● Goal of the exercise: Pull each line containing "username" out of the data and copy it.

● Entries provided:
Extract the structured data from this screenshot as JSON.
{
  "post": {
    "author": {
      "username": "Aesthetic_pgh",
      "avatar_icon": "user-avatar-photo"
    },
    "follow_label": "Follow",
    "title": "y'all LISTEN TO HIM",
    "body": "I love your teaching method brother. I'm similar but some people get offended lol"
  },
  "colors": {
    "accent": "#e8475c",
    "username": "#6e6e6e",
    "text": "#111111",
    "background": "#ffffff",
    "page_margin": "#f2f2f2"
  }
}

● Expected answer:
      "username": "Aesthetic_pgh",
    "username": "#6e6e6e",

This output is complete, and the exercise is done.